WRITTEN PROBLEM
Each entry below should be written out exactly as it is, with no pictures.

MATERIAL TO PROCESS
_ _ _ _

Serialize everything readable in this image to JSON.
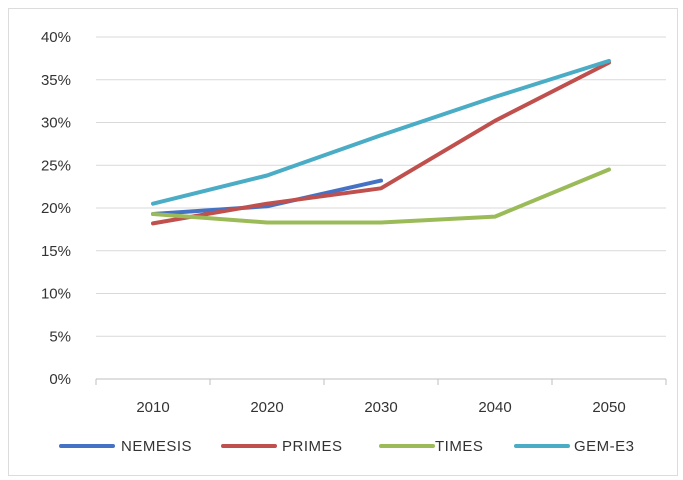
{
  "chart_data": {
    "type": "line",
    "title": "",
    "xlabel": "",
    "ylabel": "",
    "x": [
      "2010",
      "2020",
      "2030",
      "2040",
      "2050"
    ],
    "y_ticks": [
      "0%",
      "5%",
      "10%",
      "15%",
      "20%",
      "25%",
      "30%",
      "35%",
      "40%"
    ],
    "ylim": [
      0,
      40
    ],
    "grid": true,
    "legend": "bottom",
    "series": [
      {
        "name": "NEMESIS",
        "color": "#4472c4",
        "values": [
          19.3,
          20.2,
          23.2,
          null,
          null
        ]
      },
      {
        "name": "PRIMES",
        "color": "#c0504d",
        "values": [
          18.2,
          20.5,
          22.3,
          30.2,
          37.0
        ]
      },
      {
        "name": "TIMES",
        "color": "#9bbb59",
        "values": [
          19.3,
          18.3,
          18.3,
          19.0,
          24.5
        ]
      },
      {
        "name": "GEM-E3",
        "color": "#4bacc6",
        "values": [
          20.5,
          23.8,
          28.5,
          33.0,
          37.2
        ]
      }
    ]
  }
}
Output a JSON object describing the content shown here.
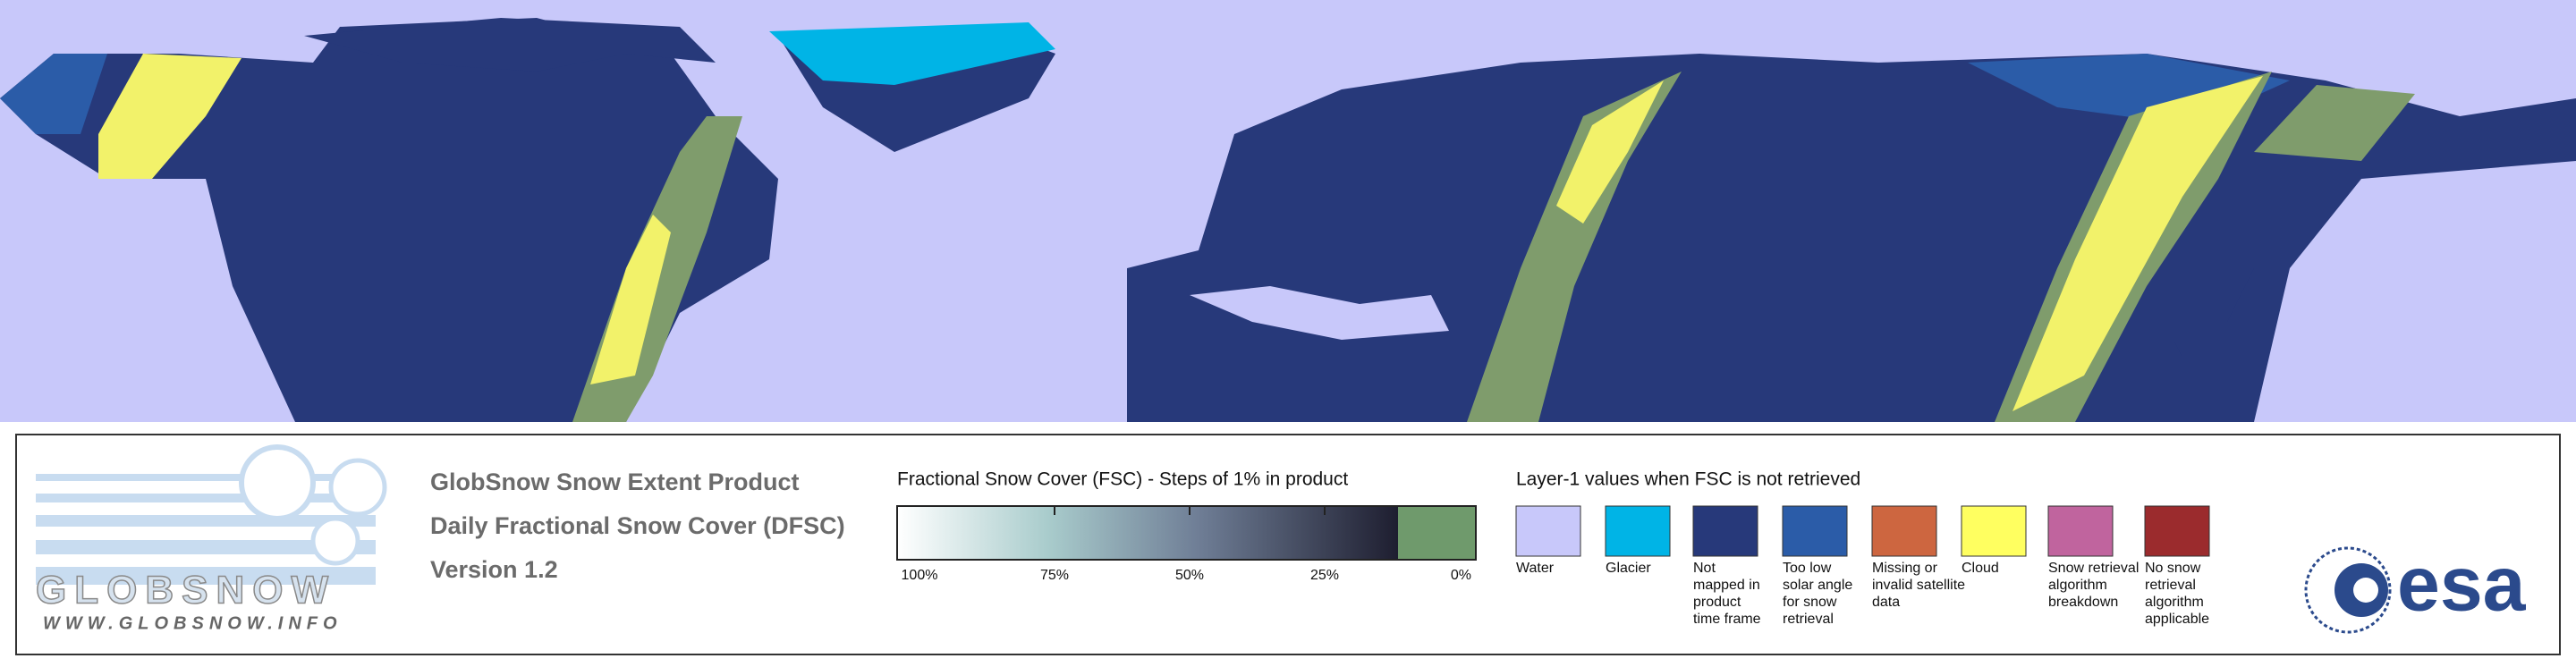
{
  "logo": {
    "name": "GLOBSNOW",
    "url": "WWW.GLOBSNOW.INFO"
  },
  "product": {
    "lines": [
      "GlobSnow Snow Extent Product",
      "Daily Fractional Snow Cover (DFSC)",
      "Version 1.2"
    ]
  },
  "fsc_legend": {
    "title": "Fractional Snow Cover (FSC) - Steps of 1% in product",
    "labels": [
      "100%",
      "75%",
      "50%",
      "25%",
      "0%"
    ]
  },
  "layer1_legend": {
    "title": "Layer-1 values when FSC is not retrieved",
    "items": [
      {
        "label": [
          "Water"
        ],
        "color": "#c8c8fa"
      },
      {
        "label": [
          "Glacier"
        ],
        "color": "#00b4e6"
      },
      {
        "label": [
          "Not",
          "mapped in",
          "product",
          "time frame"
        ],
        "color": "#27397a"
      },
      {
        "label": [
          "Too low",
          "solar angle",
          "for snow",
          "retrieval"
        ],
        "color": "#2b5ca8"
      },
      {
        "label": [
          "Missing or",
          "invalid satellite",
          "data"
        ],
        "color": "#cd6640"
      },
      {
        "label": [
          "Cloud"
        ],
        "color": "#ffff60"
      },
      {
        "label": [
          "Snow retrieval",
          "algorithm",
          "breakdown"
        ],
        "color": "#c0649e"
      },
      {
        "label": [
          "No snow",
          "retrieval",
          "algorithm",
          "applicable"
        ],
        "color": "#9b2b2d"
      }
    ]
  },
  "esa": "esa"
}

_ _ _ _

EXERCISE OUTPUT
Serialize everything readable in this image to JSON.
{
  "chart_data": {
    "type": "line",
    "title": "",
    "xlabel": "",
    "ylabel": "",
    "x": [
      "2010",
      "2020",
      "2030",
      "2040",
      "2050"
    ],
    "y_ticks": [
      "0%",
      "5%",
      "10%",
      "15%",
      "20%",
      "25%",
      "30%",
      "35%",
      "40%"
    ],
    "ylim": [
      0,
      40
    ],
    "grid": true,
    "legend": "bottom",
    "series": [
      {
        "name": "NEMESIS",
        "color": "#4472c4",
        "values": [
          19.3,
          20.2,
          23.2,
          null,
          null
        ]
      },
      {
        "name": "PRIMES",
        "color": "#c0504d",
        "values": [
          18.2,
          20.5,
          22.3,
          30.2,
          37.0
        ]
      },
      {
        "name": "TIMES",
        "color": "#9bbb59",
        "values": [
          19.3,
          18.3,
          18.3,
          19.0,
          24.5
        ]
      },
      {
        "name": "GEM-E3",
        "color": "#4bacc6",
        "values": [
          20.5,
          23.8,
          28.5,
          33.0,
          37.2
        ]
      }
    ]
  }
}
Output a JSON object describing the content shown here.
{
  "logo": {
    "name": "GLOBSNOW",
    "url": "WWW.GLOBSNOW.INFO"
  },
  "product": {
    "lines": [
      "GlobSnow Snow Extent Product",
      "Daily Fractional Snow Cover (DFSC)",
      "Version 1.2"
    ]
  },
  "fsc_legend": {
    "title": "Fractional Snow Cover (FSC) - Steps of 1% in product",
    "labels": [
      "100%",
      "75%",
      "50%",
      "25%",
      "0%"
    ]
  },
  "layer1_legend": {
    "title": "Layer-1 values when FSC is not retrieved",
    "items": [
      {
        "label": [
          "Water"
        ],
        "color": "#c8c8fa"
      },
      {
        "label": [
          "Glacier"
        ],
        "color": "#00b4e6"
      },
      {
        "label": [
          "Not",
          "mapped in",
          "product",
          "time frame"
        ],
        "color": "#27397a"
      },
      {
        "label": [
          "Too low",
          "solar angle",
          "for snow",
          "retrieval"
        ],
        "color": "#2b5ca8"
      },
      {
        "label": [
          "Missing or",
          "invalid satellite",
          "data"
        ],
        "color": "#cd6640"
      },
      {
        "label": [
          "Cloud"
        ],
        "color": "#ffff60"
      },
      {
        "label": [
          "Snow retrieval",
          "algorithm",
          "breakdown"
        ],
        "color": "#c0649e"
      },
      {
        "label": [
          "No snow",
          "retrieval",
          "algorithm",
          "applicable"
        ],
        "color": "#9b2b2d"
      }
    ]
  },
  "esa": "esa"
}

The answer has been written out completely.